▶ TASK DIRECTIONS: Write out the part of the post on embedded network configuration between "Interrupt:194 Base address:0x8300" and "that IP address.", inclusive, word for word.

▶ PASSAGE TO READ:
On an embedded system we send an IP address via the kernel command line. This IP address is arbitrary and is there to set a default IP address. These command line parameters are:
Code:
ip=192.168.0.100:192.168.0.0::255.255.255.0::eth0:yes
We use an interfaces file that is called by ifup/down. The interfaces file has the following:
Code:
# Configure Loopback
auto lo eth0
iface lo inet loopback
# DHCP on the first ethernet device
#iface eth0 inet dhcp
iface eth1 inet dhcp
# Static interface for the first ethernet interface, comment out the
# above and uncomment this
iface eth0 inet static
address 10.120.6.97
netmask 255.255.252.0
network 10.120.4.0
gateway 10.120.4.1
Now, here is a shot of ifconfig eth0
Code:
eth0 Link encap:Ethernet HWaddr 00:60:0C:01:A8:89
inet addr:192.168.0.100 Bcast:192.168.0.255 Mask:255.255.255.0
UP BROADCAST RUNNING MULTICAST MTU:1500 Metric:1
RX packets:400 errors:0 dropped:0 overruns:0 frame:0
TX packets:45 errors:0 dropped:0 overruns:0 carrier:0
collisions:0 txqueuelen:1000
RX bytes:39171 (38.2 KiB) TX bytes:4074 (3.9 KiB)
Interrupt:194 Base address:0x8300 DMA chan:8
Here is a shot of route -n:
Code:
Kernel IP routing table
Destination Gateway Genmask Flags Metric Ref Use Iface
192.168.0.0 0.0.0.0 255.255.255.0 U 0 0 0 eth0
10.120.4.0 0.0.0.0 255.255.252.0 U 0 0 0 eth0
127.0.0.0 0.0.0.0 255.0.0.0 U 0 0 0 lo
0.0.0.0 10.120.4.1 0.0.0.0 UG 0 0 0 eth0
You may note that BOTH the command line parameter and the interfaces file are used on this network adapter. The really odd thing is that I can ping the device from EITHER network (on my development station I set an IP alias of 192.168.0.50 and I could ping, telnet, and do whatever I wanted with that IP address.

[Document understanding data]
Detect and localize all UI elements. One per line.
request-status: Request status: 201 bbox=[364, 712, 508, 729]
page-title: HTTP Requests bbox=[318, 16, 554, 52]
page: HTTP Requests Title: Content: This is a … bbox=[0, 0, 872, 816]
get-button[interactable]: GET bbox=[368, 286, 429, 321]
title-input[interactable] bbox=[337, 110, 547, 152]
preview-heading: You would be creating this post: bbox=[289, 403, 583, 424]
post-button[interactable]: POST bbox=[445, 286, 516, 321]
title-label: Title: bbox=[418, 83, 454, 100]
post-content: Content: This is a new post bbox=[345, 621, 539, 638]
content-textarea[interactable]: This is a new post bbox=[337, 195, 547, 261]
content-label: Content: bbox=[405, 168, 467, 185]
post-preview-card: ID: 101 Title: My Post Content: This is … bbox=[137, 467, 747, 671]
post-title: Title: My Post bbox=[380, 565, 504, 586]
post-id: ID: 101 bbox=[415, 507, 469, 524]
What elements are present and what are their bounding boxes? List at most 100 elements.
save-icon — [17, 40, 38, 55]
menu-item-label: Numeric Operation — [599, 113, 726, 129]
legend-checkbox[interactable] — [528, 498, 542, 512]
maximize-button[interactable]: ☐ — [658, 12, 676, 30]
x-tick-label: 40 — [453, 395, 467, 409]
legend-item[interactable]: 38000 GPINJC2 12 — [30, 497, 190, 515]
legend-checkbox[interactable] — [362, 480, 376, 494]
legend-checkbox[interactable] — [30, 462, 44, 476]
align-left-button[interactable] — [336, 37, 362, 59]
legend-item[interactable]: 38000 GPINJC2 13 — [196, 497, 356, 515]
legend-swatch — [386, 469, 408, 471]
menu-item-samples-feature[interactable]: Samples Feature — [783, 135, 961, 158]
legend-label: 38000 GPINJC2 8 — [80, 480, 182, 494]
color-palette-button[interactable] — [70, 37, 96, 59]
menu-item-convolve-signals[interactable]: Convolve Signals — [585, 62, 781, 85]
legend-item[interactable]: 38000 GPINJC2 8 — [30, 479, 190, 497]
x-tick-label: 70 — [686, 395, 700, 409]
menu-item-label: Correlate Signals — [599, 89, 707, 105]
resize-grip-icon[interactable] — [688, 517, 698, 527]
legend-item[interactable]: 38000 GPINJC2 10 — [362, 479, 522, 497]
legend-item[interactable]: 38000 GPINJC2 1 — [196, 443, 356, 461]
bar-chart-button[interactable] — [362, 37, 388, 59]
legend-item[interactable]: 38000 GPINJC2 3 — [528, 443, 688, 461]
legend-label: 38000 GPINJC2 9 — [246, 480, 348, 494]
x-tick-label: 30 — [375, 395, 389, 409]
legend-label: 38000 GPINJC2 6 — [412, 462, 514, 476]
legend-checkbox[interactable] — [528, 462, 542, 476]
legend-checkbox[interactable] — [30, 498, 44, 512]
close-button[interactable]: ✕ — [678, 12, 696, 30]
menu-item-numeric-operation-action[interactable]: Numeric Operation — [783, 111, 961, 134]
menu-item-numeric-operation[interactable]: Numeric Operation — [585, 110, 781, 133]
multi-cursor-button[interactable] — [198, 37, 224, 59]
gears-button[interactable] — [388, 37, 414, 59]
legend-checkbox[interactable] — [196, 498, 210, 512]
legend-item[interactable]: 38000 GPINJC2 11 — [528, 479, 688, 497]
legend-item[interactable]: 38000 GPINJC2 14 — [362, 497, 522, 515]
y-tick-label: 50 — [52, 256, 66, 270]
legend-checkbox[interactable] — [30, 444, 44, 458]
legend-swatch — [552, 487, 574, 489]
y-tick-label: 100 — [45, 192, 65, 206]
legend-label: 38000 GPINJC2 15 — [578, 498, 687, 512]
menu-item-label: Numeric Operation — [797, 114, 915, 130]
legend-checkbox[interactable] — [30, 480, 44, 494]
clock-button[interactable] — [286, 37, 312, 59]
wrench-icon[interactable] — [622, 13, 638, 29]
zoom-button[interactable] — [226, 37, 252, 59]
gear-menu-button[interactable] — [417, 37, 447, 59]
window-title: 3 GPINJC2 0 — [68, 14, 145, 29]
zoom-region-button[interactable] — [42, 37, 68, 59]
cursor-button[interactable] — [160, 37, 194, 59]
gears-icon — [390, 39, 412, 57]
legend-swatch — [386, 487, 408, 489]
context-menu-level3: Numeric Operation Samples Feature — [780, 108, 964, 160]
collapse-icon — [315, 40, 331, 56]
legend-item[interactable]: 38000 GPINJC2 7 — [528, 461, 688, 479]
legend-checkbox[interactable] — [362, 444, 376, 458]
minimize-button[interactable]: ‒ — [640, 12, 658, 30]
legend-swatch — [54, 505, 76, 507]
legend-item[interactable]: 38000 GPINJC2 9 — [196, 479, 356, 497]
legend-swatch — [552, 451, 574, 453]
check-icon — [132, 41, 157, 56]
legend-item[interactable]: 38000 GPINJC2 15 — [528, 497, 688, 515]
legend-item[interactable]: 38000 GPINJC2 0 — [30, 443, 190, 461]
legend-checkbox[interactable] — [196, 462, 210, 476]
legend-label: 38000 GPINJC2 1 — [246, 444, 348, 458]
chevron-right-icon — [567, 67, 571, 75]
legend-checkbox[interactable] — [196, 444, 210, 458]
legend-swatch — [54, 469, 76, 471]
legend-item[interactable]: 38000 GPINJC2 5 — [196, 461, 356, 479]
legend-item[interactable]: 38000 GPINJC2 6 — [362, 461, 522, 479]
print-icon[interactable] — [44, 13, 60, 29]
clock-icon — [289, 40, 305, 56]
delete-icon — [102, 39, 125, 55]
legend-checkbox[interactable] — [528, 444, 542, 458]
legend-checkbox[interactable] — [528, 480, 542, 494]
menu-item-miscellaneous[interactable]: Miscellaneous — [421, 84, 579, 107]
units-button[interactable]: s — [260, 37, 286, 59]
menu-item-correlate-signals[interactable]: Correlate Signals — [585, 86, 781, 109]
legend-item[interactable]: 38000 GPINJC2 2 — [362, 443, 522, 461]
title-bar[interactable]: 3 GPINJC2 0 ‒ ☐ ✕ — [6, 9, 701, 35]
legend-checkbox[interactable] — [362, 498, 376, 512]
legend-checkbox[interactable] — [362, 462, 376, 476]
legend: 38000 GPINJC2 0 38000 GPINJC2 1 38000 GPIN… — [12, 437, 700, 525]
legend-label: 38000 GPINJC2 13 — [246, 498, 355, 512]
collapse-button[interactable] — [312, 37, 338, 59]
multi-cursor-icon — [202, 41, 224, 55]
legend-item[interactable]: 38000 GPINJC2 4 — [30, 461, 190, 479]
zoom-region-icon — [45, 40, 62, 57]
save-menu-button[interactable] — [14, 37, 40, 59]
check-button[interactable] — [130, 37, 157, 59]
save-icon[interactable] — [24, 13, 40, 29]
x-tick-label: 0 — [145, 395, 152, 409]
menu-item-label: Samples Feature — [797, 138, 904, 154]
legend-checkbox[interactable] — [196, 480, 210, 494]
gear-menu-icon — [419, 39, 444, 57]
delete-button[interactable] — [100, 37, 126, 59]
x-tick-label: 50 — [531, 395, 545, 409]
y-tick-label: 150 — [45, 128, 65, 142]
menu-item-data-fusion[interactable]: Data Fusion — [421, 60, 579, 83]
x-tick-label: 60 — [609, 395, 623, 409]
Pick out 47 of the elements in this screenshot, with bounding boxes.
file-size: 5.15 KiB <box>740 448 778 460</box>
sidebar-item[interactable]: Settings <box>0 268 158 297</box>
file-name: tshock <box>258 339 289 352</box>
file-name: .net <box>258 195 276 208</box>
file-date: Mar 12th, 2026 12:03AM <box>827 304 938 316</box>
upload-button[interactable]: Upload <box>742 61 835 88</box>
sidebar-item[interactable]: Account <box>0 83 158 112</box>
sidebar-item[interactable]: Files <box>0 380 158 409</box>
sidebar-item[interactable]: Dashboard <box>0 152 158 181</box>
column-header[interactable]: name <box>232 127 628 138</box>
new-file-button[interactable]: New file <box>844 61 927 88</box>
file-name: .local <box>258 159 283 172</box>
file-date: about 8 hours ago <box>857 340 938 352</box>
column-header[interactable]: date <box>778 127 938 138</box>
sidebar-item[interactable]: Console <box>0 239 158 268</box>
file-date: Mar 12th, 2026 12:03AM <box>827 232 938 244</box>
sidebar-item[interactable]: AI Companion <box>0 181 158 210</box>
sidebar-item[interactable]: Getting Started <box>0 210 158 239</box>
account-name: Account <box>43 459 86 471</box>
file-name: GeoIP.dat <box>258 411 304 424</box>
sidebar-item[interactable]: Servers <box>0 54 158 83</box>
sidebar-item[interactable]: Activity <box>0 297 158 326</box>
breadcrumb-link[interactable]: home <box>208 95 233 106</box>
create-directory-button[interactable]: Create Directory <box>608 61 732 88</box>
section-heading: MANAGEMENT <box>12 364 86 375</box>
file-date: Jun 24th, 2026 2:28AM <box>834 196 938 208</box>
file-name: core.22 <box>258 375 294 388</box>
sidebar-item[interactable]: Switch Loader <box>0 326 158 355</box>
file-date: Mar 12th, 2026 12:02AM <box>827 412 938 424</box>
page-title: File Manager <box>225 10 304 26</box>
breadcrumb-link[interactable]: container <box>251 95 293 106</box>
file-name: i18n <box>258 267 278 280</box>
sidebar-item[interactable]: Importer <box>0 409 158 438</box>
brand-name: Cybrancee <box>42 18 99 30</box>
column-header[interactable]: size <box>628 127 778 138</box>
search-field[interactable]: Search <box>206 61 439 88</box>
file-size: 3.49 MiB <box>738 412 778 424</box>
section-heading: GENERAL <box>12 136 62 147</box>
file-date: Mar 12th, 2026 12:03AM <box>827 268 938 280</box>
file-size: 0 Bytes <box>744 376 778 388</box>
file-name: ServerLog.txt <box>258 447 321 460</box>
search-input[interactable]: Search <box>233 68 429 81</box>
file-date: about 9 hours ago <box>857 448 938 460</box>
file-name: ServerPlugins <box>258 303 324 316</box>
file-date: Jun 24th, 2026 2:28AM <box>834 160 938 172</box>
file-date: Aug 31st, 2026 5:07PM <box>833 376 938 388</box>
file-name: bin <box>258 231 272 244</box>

▶ SOLUTION BELOW:
Interrupt:194 Base address:0x8300 DMA chan:8
Here is a shot of route -n:
Code:
Kernel IP routing table
Destination Gateway Genmask Flags Metric Ref Use Iface
192.168.0.0 0.0.0.0 255.255.255.0 U 0 0 0 eth0
10.120.4.0 0.0.0.0 255.255.252.0 U 0 0 0 eth0
127.0.0.0 0.0.0.0 255.0.0.0 U 0 0 0 lo
0.0.0.0 10.120.4.1 0.0.0.0 UG 0 0 0 eth0
You may note that BOTH the command line parameter and the interfaces file are used on this network adapter. The really odd thing is that I can ping the device from EITHER network (on my development station I set an IP alias of 192.168.0.50 and I could ping, telnet, and do whatever I wanted with that IP address.